### Input rows ###
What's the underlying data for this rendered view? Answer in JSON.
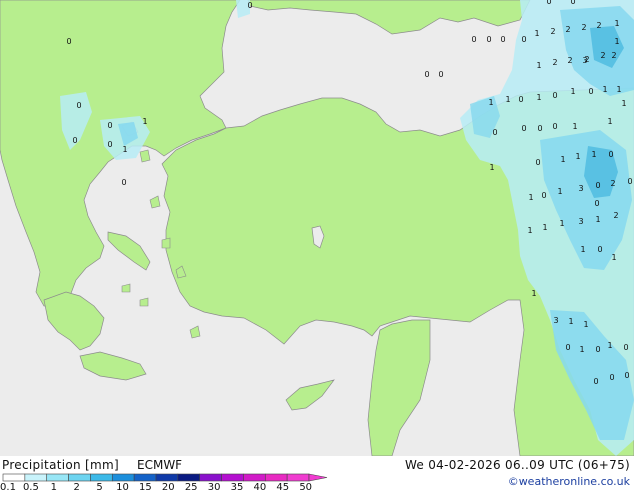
{
  "title": "Precipitation [mm]",
  "model": "ECMWF",
  "valid_time": "We 04-02-2026 06..09 UTC (06+75)",
  "credit": "©weatheronline.co.uk",
  "colors": {
    "sea": "#ececec",
    "land": "#b7ee8e",
    "coast": "#8c8c8c",
    "rain_light": "#b7ecf6",
    "rain_mid": "#86d8ee",
    "rain_heavy": "#50bce0"
  },
  "legend": {
    "ticks": [
      "0.1",
      "0.5",
      "1",
      "2",
      "5",
      "10",
      "15",
      "20",
      "25",
      "30",
      "35",
      "40",
      "45",
      "50"
    ],
    "colors": [
      "#ffffff",
      "#c9f3fb",
      "#98e6f6",
      "#6dd4f0",
      "#3cb9e8",
      "#1c8fdc",
      "#1462c8",
      "#0f3aa8",
      "#0a1a82",
      "#8a11cc",
      "#b40fd0",
      "#d11bc8",
      "#e82ac2",
      "#f03cd0"
    ]
  },
  "map_values": [
    {
      "v": "0"
    },
    {
      "v": "0"
    },
    {
      "v": "0"
    },
    {
      "v": "0"
    },
    {
      "v": "1"
    },
    {
      "v": "0"
    },
    {
      "v": "1"
    },
    {
      "v": "0"
    },
    {
      "v": "0"
    },
    {
      "v": "0"
    },
    {
      "v": "0"
    },
    {
      "v": "0"
    },
    {
      "v": "0"
    },
    {
      "v": "0"
    },
    {
      "v": "0"
    },
    {
      "v": "0"
    },
    {
      "v": "0"
    },
    {
      "v": "1"
    },
    {
      "v": "0"
    },
    {
      "v": "1"
    },
    {
      "v": "0"
    },
    {
      "v": "1"
    },
    {
      "v": "0"
    },
    {
      "v": "1"
    },
    {
      "v": "0"
    },
    {
      "v": "1"
    },
    {
      "v": "1"
    },
    {
      "v": "1"
    },
    {
      "v": "2"
    },
    {
      "v": "2"
    },
    {
      "v": "2"
    },
    {
      "v": "2"
    },
    {
      "v": "1"
    },
    {
      "v": "2"
    },
    {
      "v": "2"
    },
    {
      "v": "3"
    },
    {
      "v": "1"
    },
    {
      "v": "1"
    },
    {
      "v": "2"
    },
    {
      "v": "2"
    },
    {
      "v": "2"
    },
    {
      "v": "0"
    },
    {
      "v": "0"
    },
    {
      "v": "0"
    },
    {
      "v": "1"
    },
    {
      "v": "1"
    },
    {
      "v": "0"
    },
    {
      "v": "1"
    },
    {
      "v": "1"
    },
    {
      "v": "1"
    },
    {
      "v": "0"
    },
    {
      "v": "1"
    },
    {
      "v": "1"
    },
    {
      "v": "1"
    },
    {
      "v": "1"
    },
    {
      "v": "1"
    },
    {
      "v": "3"
    },
    {
      "v": "1"
    },
    {
      "v": "2"
    },
    {
      "v": "1"
    },
    {
      "v": "0"
    },
    {
      "v": "1"
    },
    {
      "v": "3"
    },
    {
      "v": "0"
    },
    {
      "v": "2"
    },
    {
      "v": "0"
    },
    {
      "v": "0"
    },
    {
      "v": "1"
    },
    {
      "v": "0"
    },
    {
      "v": "1"
    },
    {
      "v": "3"
    },
    {
      "v": "1"
    },
    {
      "v": "1"
    },
    {
      "v": "0"
    },
    {
      "v": "1"
    },
    {
      "v": "0"
    },
    {
      "v": "1"
    },
    {
      "v": "0"
    },
    {
      "v": "0"
    },
    {
      "v": "0"
    },
    {
      "v": "0"
    },
    {
      "v": "1"
    }
  ]
}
###
* _Direction_: Each line in the records above should be reproduced exactly; images are not copied.

* _Expected answer_:
What's the underlying data for this rendered view? Answer in JSON.
{
  "title": "Precipitation [mm]",
  "model": "ECMWF",
  "valid_time": "We 04-02-2026 06..09 UTC (06+75)",
  "credit": "©weatheronline.co.uk",
  "colors": {
    "sea": "#ececec",
    "land": "#b7ee8e",
    "coast": "#8c8c8c",
    "rain_light": "#b7ecf6",
    "rain_mid": "#86d8ee",
    "rain_heavy": "#50bce0"
  },
  "legend": {
    "ticks": [
      "0.1",
      "0.5",
      "1",
      "2",
      "5",
      "10",
      "15",
      "20",
      "25",
      "30",
      "35",
      "40",
      "45",
      "50"
    ],
    "colors": [
      "#ffffff",
      "#c9f3fb",
      "#98e6f6",
      "#6dd4f0",
      "#3cb9e8",
      "#1c8fdc",
      "#1462c8",
      "#0f3aa8",
      "#0a1a82",
      "#8a11cc",
      "#b40fd0",
      "#d11bc8",
      "#e82ac2",
      "#f03cd0"
    ]
  },
  "map_values": [
    {
      "v": "0"
    },
    {
      "v": "0"
    },
    {
      "v": "0"
    },
    {
      "v": "0"
    },
    {
      "v": "1"
    },
    {
      "v": "0"
    },
    {
      "v": "1"
    },
    {
      "v": "0"
    },
    {
      "v": "0"
    },
    {
      "v": "0"
    },
    {
      "v": "0"
    },
    {
      "v": "0"
    },
    {
      "v": "0"
    },
    {
      "v": "0"
    },
    {
      "v": "0"
    },
    {
      "v": "0"
    },
    {
      "v": "0"
    },
    {
      "v": "1"
    },
    {
      "v": "0"
    },
    {
      "v": "1"
    },
    {
      "v": "0"
    },
    {
      "v": "1"
    },
    {
      "v": "0"
    },
    {
      "v": "1"
    },
    {
      "v": "0"
    },
    {
      "v": "1"
    },
    {
      "v": "1"
    },
    {
      "v": "1"
    },
    {
      "v": "2"
    },
    {
      "v": "2"
    },
    {
      "v": "2"
    },
    {
      "v": "2"
    },
    {
      "v": "1"
    },
    {
      "v": "2"
    },
    {
      "v": "2"
    },
    {
      "v": "3"
    },
    {
      "v": "1"
    },
    {
      "v": "1"
    },
    {
      "v": "2"
    },
    {
      "v": "2"
    },
    {
      "v": "2"
    },
    {
      "v": "0"
    },
    {
      "v": "0"
    },
    {
      "v": "0"
    },
    {
      "v": "1"
    },
    {
      "v": "1"
    },
    {
      "v": "0"
    },
    {
      "v": "1"
    },
    {
      "v": "1"
    },
    {
      "v": "1"
    },
    {
      "v": "0"
    },
    {
      "v": "1"
    },
    {
      "v": "1"
    },
    {
      "v": "1"
    },
    {
      "v": "1"
    },
    {
      "v": "1"
    },
    {
      "v": "3"
    },
    {
      "v": "1"
    },
    {
      "v": "2"
    },
    {
      "v": "1"
    },
    {
      "v": "0"
    },
    {
      "v": "1"
    },
    {
      "v": "3"
    },
    {
      "v": "0"
    },
    {
      "v": "2"
    },
    {
      "v": "0"
    },
    {
      "v": "0"
    },
    {
      "v": "1"
    },
    {
      "v": "0"
    },
    {
      "v": "1"
    },
    {
      "v": "3"
    },
    {
      "v": "1"
    },
    {
      "v": "1"
    },
    {
      "v": "0"
    },
    {
      "v": "1"
    },
    {
      "v": "0"
    },
    {
      "v": "1"
    },
    {
      "v": "0"
    },
    {
      "v": "0"
    },
    {
      "v": "0"
    },
    {
      "v": "0"
    },
    {
      "v": "1"
    }
  ]
}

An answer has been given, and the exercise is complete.